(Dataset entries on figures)
========================================

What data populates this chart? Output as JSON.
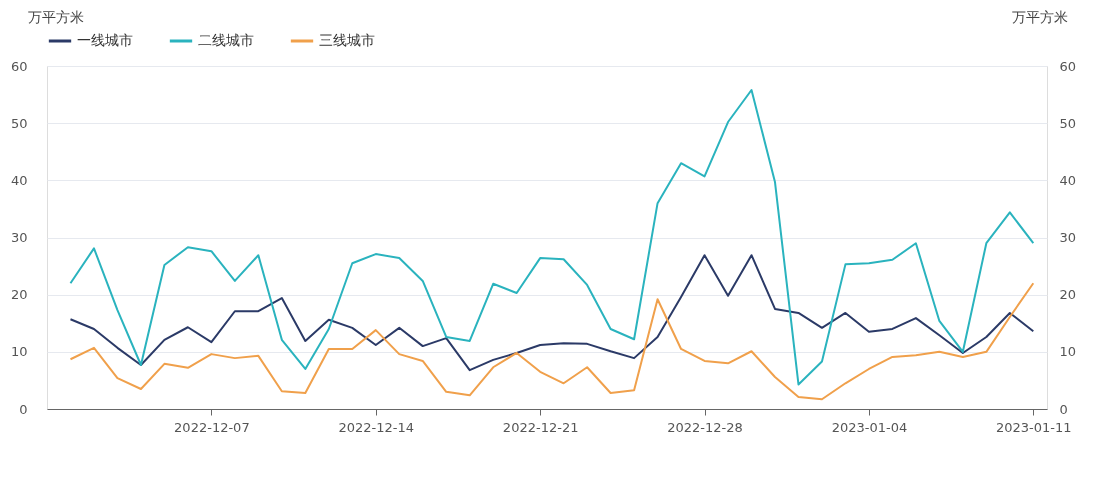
{
  "chart_data": {
    "type": "line",
    "x": [
      "2022-12-01",
      "2022-12-02",
      "2022-12-03",
      "2022-12-04",
      "2022-12-05",
      "2022-12-06",
      "2022-12-07",
      "2022-12-08",
      "2022-12-09",
      "2022-12-10",
      "2022-12-11",
      "2022-12-12",
      "2022-12-13",
      "2022-12-14",
      "2022-12-15",
      "2022-12-16",
      "2022-12-17",
      "2022-12-18",
      "2022-12-19",
      "2022-12-20",
      "2022-12-21",
      "2022-12-22",
      "2022-12-23",
      "2022-12-24",
      "2022-12-25",
      "2022-12-26",
      "2022-12-27",
      "2022-12-28",
      "2022-12-29",
      "2022-12-30",
      "2022-12-31",
      "2023-01-01",
      "2023-01-02",
      "2023-01-03",
      "2023-01-04",
      "2023-01-05",
      "2023-01-06",
      "2023-01-07",
      "2023-01-08",
      "2023-01-09",
      "2023-01-10",
      "2023-01-11"
    ],
    "series": [
      {
        "name": "一线城市",
        "color": "#2b3a67",
        "values": [
          15.7,
          14.0,
          10.7,
          7.7,
          12.1,
          14.3,
          11.7,
          17.1,
          17.1,
          19.4,
          11.9,
          15.6,
          14.2,
          11.2,
          14.2,
          11.0,
          12.4,
          6.8,
          8.6,
          9.8,
          11.2,
          11.5,
          11.4,
          10.1,
          8.9,
          12.6,
          19.6,
          26.9,
          19.8,
          26.9,
          17.5,
          16.8,
          14.2,
          16.8,
          13.5,
          14.0,
          15.9,
          12.9,
          9.8,
          12.6,
          16.8,
          13.6
        ]
      },
      {
        "name": "二线城市",
        "color": "#2ab3be",
        "values": [
          22.0,
          28.1,
          17.3,
          7.7,
          25.2,
          28.3,
          27.6,
          22.4,
          26.9,
          12.1,
          7.0,
          14.0,
          25.5,
          27.1,
          26.4,
          22.4,
          12.6,
          11.9,
          21.9,
          20.3,
          26.4,
          26.2,
          21.7,
          14.0,
          12.2,
          36.0,
          43.0,
          40.7,
          50.2,
          55.8,
          39.7,
          4.3,
          8.3,
          25.3,
          25.5,
          26.1,
          29.0,
          15.4,
          10.0,
          29.0,
          34.4,
          29.0
        ]
      },
      {
        "name": "三线城市",
        "color": "#f0a04b",
        "values": [
          8.7,
          10.7,
          5.4,
          3.5,
          7.9,
          7.2,
          9.6,
          8.9,
          9.3,
          3.1,
          2.8,
          10.5,
          10.5,
          13.8,
          9.6,
          8.4,
          3.0,
          2.4,
          7.3,
          9.8,
          6.5,
          4.5,
          7.3,
          2.8,
          3.3,
          19.2,
          10.5,
          8.4,
          8.0,
          10.1,
          5.6,
          2.1,
          1.7,
          4.5,
          7.0,
          9.1,
          9.4,
          10.0,
          9.1,
          10.0,
          16.1,
          22.0
        ]
      }
    ],
    "ylabel": "万平方米",
    "y2label": "万平方米",
    "xlim": [
      "2022-11-30",
      "2023-01-11T14:00"
    ],
    "xticks": [
      {
        "value": "2022-12-07",
        "label": "2022-12-07"
      },
      {
        "value": "2022-12-14",
        "label": "2022-12-14"
      },
      {
        "value": "2022-12-21",
        "label": "2022-12-21"
      },
      {
        "value": "2022-12-28",
        "label": "2022-12-28"
      },
      {
        "value": "2023-01-04",
        "label": "2023-01-04"
      },
      {
        "value": "2023-01-11",
        "label": "2023-01-11"
      }
    ],
    "ylim": [
      0,
      60
    ],
    "yticks": [
      0,
      10,
      20,
      30,
      40,
      50,
      60
    ],
    "y2lim": [
      0,
      60
    ],
    "y2ticks": [
      0,
      10,
      20,
      30,
      40,
      50,
      60
    ],
    "grid": "y",
    "legend": "top left",
    "marker": "none",
    "line_style": "solid"
  }
}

========================================

* [Written task]
Without including any pictures, please restate all the records exactly.

* [In response]
What data populates this chart? Output as JSON.
{
  "chart_data": {
    "type": "line",
    "x": [
      "2022-12-01",
      "2022-12-02",
      "2022-12-03",
      "2022-12-04",
      "2022-12-05",
      "2022-12-06",
      "2022-12-07",
      "2022-12-08",
      "2022-12-09",
      "2022-12-10",
      "2022-12-11",
      "2022-12-12",
      "2022-12-13",
      "2022-12-14",
      "2022-12-15",
      "2022-12-16",
      "2022-12-17",
      "2022-12-18",
      "2022-12-19",
      "2022-12-20",
      "2022-12-21",
      "2022-12-22",
      "2022-12-23",
      "2022-12-24",
      "2022-12-25",
      "2022-12-26",
      "2022-12-27",
      "2022-12-28",
      "2022-12-29",
      "2022-12-30",
      "2022-12-31",
      "2023-01-01",
      "2023-01-02",
      "2023-01-03",
      "2023-01-04",
      "2023-01-05",
      "2023-01-06",
      "2023-01-07",
      "2023-01-08",
      "2023-01-09",
      "2023-01-10",
      "2023-01-11"
    ],
    "series": [
      {
        "name": "一线城市",
        "color": "#2b3a67",
        "values": [
          15.7,
          14.0,
          10.7,
          7.7,
          12.1,
          14.3,
          11.7,
          17.1,
          17.1,
          19.4,
          11.9,
          15.6,
          14.2,
          11.2,
          14.2,
          11.0,
          12.4,
          6.8,
          8.6,
          9.8,
          11.2,
          11.5,
          11.4,
          10.1,
          8.9,
          12.6,
          19.6,
          26.9,
          19.8,
          26.9,
          17.5,
          16.8,
          14.2,
          16.8,
          13.5,
          14.0,
          15.9,
          12.9,
          9.8,
          12.6,
          16.8,
          13.6
        ]
      },
      {
        "name": "二线城市",
        "color": "#2ab3be",
        "values": [
          22.0,
          28.1,
          17.3,
          7.7,
          25.2,
          28.3,
          27.6,
          22.4,
          26.9,
          12.1,
          7.0,
          14.0,
          25.5,
          27.1,
          26.4,
          22.4,
          12.6,
          11.9,
          21.9,
          20.3,
          26.4,
          26.2,
          21.7,
          14.0,
          12.2,
          36.0,
          43.0,
          40.7,
          50.2,
          55.8,
          39.7,
          4.3,
          8.3,
          25.3,
          25.5,
          26.1,
          29.0,
          15.4,
          10.0,
          29.0,
          34.4,
          29.0
        ]
      },
      {
        "name": "三线城市",
        "color": "#f0a04b",
        "values": [
          8.7,
          10.7,
          5.4,
          3.5,
          7.9,
          7.2,
          9.6,
          8.9,
          9.3,
          3.1,
          2.8,
          10.5,
          10.5,
          13.8,
          9.6,
          8.4,
          3.0,
          2.4,
          7.3,
          9.8,
          6.5,
          4.5,
          7.3,
          2.8,
          3.3,
          19.2,
          10.5,
          8.4,
          8.0,
          10.1,
          5.6,
          2.1,
          1.7,
          4.5,
          7.0,
          9.1,
          9.4,
          10.0,
          9.1,
          10.0,
          16.1,
          22.0
        ]
      }
    ],
    "ylabel": "万平方米",
    "y2label": "万平方米",
    "xlim": [
      "2022-11-30",
      "2023-01-11T14:00"
    ],
    "xticks": [
      {
        "value": "2022-12-07",
        "label": "2022-12-07"
      },
      {
        "value": "2022-12-14",
        "label": "2022-12-14"
      },
      {
        "value": "2022-12-21",
        "label": "2022-12-21"
      },
      {
        "value": "2022-12-28",
        "label": "2022-12-28"
      },
      {
        "value": "2023-01-04",
        "label": "2023-01-04"
      },
      {
        "value": "2023-01-11",
        "label": "2023-01-11"
      }
    ],
    "ylim": [
      0,
      60
    ],
    "yticks": [
      0,
      10,
      20,
      30,
      40,
      50,
      60
    ],
    "y2lim": [
      0,
      60
    ],
    "y2ticks": [
      0,
      10,
      20,
      30,
      40,
      50,
      60
    ],
    "grid": "y",
    "legend": "top left",
    "marker": "none",
    "line_style": "solid"
  }
}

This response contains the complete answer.